* _TASK DESCRIPTION_
Take the material below and write it all out again exactly.

------ MATERIAL PROVIDED ------

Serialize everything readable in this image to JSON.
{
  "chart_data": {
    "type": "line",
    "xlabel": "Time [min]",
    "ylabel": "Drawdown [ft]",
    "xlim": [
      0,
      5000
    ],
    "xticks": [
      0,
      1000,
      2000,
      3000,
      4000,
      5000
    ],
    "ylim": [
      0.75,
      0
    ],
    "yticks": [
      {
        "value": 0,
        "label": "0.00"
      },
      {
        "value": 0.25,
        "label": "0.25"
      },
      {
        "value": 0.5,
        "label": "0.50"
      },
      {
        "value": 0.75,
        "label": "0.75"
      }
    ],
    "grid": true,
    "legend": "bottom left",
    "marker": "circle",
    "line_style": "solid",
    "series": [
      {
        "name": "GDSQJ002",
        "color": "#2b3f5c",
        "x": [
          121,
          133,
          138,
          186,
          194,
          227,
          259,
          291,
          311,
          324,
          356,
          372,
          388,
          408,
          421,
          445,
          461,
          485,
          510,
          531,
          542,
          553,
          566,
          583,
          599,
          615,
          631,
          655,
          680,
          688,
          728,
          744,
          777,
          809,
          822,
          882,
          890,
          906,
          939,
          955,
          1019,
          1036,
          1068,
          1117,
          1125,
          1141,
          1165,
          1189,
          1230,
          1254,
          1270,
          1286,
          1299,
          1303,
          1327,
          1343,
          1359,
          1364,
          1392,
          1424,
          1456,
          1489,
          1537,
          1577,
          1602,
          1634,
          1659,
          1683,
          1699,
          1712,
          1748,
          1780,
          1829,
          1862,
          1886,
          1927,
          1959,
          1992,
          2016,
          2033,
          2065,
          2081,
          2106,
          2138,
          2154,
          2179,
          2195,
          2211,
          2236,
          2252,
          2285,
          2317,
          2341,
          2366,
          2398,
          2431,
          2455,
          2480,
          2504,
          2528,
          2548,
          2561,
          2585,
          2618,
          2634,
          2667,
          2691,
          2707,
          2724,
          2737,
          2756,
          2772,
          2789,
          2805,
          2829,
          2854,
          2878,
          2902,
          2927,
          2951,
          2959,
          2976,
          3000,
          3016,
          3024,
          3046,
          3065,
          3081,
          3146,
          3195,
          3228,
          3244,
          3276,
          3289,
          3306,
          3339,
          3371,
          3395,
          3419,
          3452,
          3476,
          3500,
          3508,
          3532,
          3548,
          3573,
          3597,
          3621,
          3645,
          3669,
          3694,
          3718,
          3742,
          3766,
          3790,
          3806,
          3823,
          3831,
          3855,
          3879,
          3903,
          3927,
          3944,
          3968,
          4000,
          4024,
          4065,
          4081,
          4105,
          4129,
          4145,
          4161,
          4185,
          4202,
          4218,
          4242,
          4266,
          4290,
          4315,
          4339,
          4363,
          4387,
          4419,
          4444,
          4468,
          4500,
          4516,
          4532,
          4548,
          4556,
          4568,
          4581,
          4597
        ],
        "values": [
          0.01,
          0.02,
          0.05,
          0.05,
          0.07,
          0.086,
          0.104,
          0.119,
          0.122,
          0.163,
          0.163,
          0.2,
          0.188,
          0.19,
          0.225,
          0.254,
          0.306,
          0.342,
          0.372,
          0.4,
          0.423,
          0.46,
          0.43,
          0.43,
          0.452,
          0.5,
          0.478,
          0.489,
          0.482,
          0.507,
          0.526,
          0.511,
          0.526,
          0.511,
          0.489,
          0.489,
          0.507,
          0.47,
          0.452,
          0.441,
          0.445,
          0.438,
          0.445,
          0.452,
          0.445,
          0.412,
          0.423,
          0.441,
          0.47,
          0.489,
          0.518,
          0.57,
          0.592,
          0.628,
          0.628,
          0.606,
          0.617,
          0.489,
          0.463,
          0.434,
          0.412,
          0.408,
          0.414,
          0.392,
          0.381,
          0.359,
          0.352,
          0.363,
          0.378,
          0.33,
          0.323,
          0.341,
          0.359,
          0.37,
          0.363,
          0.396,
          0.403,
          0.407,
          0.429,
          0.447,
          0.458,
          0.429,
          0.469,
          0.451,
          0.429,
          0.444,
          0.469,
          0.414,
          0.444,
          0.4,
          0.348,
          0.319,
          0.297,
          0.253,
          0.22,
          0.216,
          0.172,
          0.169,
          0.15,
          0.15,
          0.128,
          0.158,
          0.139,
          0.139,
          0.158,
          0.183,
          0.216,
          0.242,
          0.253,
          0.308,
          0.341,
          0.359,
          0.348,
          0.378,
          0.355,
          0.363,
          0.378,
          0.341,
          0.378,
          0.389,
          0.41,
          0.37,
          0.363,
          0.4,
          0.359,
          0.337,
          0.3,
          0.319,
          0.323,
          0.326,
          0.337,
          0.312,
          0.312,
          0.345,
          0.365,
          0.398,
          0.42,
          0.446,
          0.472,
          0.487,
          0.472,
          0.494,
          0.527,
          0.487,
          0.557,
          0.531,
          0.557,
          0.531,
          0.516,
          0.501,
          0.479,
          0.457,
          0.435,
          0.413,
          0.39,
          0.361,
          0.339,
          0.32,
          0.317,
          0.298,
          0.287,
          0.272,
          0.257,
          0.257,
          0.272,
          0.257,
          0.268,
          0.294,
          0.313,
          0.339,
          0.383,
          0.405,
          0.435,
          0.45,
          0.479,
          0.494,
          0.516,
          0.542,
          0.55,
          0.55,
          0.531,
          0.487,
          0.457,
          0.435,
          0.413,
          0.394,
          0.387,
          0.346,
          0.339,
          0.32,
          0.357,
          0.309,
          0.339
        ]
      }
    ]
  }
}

------

* _ANSWER TO THE EXERCISE_
Serialize everything readable in this image to JSON.
{
  "chart_data": {
    "type": "line",
    "xlabel": "Time [min]",
    "ylabel": "Drawdown [ft]",
    "xlim": [
      0,
      5000
    ],
    "xticks": [
      0,
      1000,
      2000,
      3000,
      4000,
      5000
    ],
    "ylim": [
      0.75,
      0
    ],
    "yticks": [
      {
        "value": 0,
        "label": "0.00"
      },
      {
        "value": 0.25,
        "label": "0.25"
      },
      {
        "value": 0.5,
        "label": "0.50"
      },
      {
        "value": 0.75,
        "label": "0.75"
      }
    ],
    "grid": true,
    "legend": "bottom left",
    "marker": "circle",
    "line_style": "solid",
    "series": [
      {
        "name": "GDSQJ002",
        "color": "#2b3f5c",
        "x": [
          121,
          133,
          138,
          186,
          194,
          227,
          259,
          291,
          311,
          324,
          356,
          372,
          388,
          408,
          421,
          445,
          461,
          485,
          510,
          531,
          542,
          553,
          566,
          583,
          599,
          615,
          631,
          655,
          680,
          688,
          728,
          744,
          777,
          809,
          822,
          882,
          890,
          906,
          939,
          955,
          1019,
          1036,
          1068,
          1117,
          1125,
          1141,
          1165,
          1189,
          1230,
          1254,
          1270,
          1286,
          1299,
          1303,
          1327,
          1343,
          1359,
          1364,
          1392,
          1424,
          1456,
          1489,
          1537,
          1577,
          1602,
          1634,
          1659,
          1683,
          1699,
          1712,
          1748,
          1780,
          1829,
          1862,
          1886,
          1927,
          1959,
          1992,
          2016,
          2033,
          2065,
          2081,
          2106,
          2138,
          2154,
          2179,
          2195,
          2211,
          2236,
          2252,
          2285,
          2317,
          2341,
          2366,
          2398,
          2431,
          2455,
          2480,
          2504,
          2528,
          2548,
          2561,
          2585,
          2618,
          2634,
          2667,
          2691,
          2707,
          2724,
          2737,
          2756,
          2772,
          2789,
          2805,
          2829,
          2854,
          2878,
          2902,
          2927,
          2951,
          2959,
          2976,
          3000,
          3016,
          3024,
          3046,
          3065,
          3081,
          3146,
          3195,
          3228,
          3244,
          3276,
          3289,
          3306,
          3339,
          3371,
          3395,
          3419,
          3452,
          3476,
          3500,
          3508,
          3532,
          3548,
          3573,
          3597,
          3621,
          3645,
          3669,
          3694,
          3718,
          3742,
          3766,
          3790,
          3806,
          3823,
          3831,
          3855,
          3879,
          3903,
          3927,
          3944,
          3968,
          4000,
          4024,
          4065,
          4081,
          4105,
          4129,
          4145,
          4161,
          4185,
          4202,
          4218,
          4242,
          4266,
          4290,
          4315,
          4339,
          4363,
          4387,
          4419,
          4444,
          4468,
          4500,
          4516,
          4532,
          4548,
          4556,
          4568,
          4581,
          4597
        ],
        "values": [
          0.01,
          0.02,
          0.05,
          0.05,
          0.07,
          0.086,
          0.104,
          0.119,
          0.122,
          0.163,
          0.163,
          0.2,
          0.188,
          0.19,
          0.225,
          0.254,
          0.306,
          0.342,
          0.372,
          0.4,
          0.423,
          0.46,
          0.43,
          0.43,
          0.452,
          0.5,
          0.478,
          0.489,
          0.482,
          0.507,
          0.526,
          0.511,
          0.526,
          0.511,
          0.489,
          0.489,
          0.507,
          0.47,
          0.452,
          0.441,
          0.445,
          0.438,
          0.445,
          0.452,
          0.445,
          0.412,
          0.423,
          0.441,
          0.47,
          0.489,
          0.518,
          0.57,
          0.592,
          0.628,
          0.628,
          0.606,
          0.617,
          0.489,
          0.463,
          0.434,
          0.412,
          0.408,
          0.414,
          0.392,
          0.381,
          0.359,
          0.352,
          0.363,
          0.378,
          0.33,
          0.323,
          0.341,
          0.359,
          0.37,
          0.363,
          0.396,
          0.403,
          0.407,
          0.429,
          0.447,
          0.458,
          0.429,
          0.469,
          0.451,
          0.429,
          0.444,
          0.469,
          0.414,
          0.444,
          0.4,
          0.348,
          0.319,
          0.297,
          0.253,
          0.22,
          0.216,
          0.172,
          0.169,
          0.15,
          0.15,
          0.128,
          0.158,
          0.139,
          0.139,
          0.158,
          0.183,
          0.216,
          0.242,
          0.253,
          0.308,
          0.341,
          0.359,
          0.348,
          0.378,
          0.355,
          0.363,
          0.378,
          0.341,
          0.378,
          0.389,
          0.41,
          0.37,
          0.363,
          0.4,
          0.359,
          0.337,
          0.3,
          0.319,
          0.323,
          0.326,
          0.337,
          0.312,
          0.312,
          0.345,
          0.365,
          0.398,
          0.42,
          0.446,
          0.472,
          0.487,
          0.472,
          0.494,
          0.527,
          0.487,
          0.557,
          0.531,
          0.557,
          0.531,
          0.516,
          0.501,
          0.479,
          0.457,
          0.435,
          0.413,
          0.39,
          0.361,
          0.339,
          0.32,
          0.317,
          0.298,
          0.287,
          0.272,
          0.257,
          0.257,
          0.272,
          0.257,
          0.268,
          0.294,
          0.313,
          0.339,
          0.383,
          0.405,
          0.435,
          0.45,
          0.479,
          0.494,
          0.516,
          0.542,
          0.55,
          0.55,
          0.531,
          0.487,
          0.457,
          0.435,
          0.413,
          0.394,
          0.387,
          0.346,
          0.339,
          0.32,
          0.357,
          0.309,
          0.339
        ]
      }
    ]
  }
}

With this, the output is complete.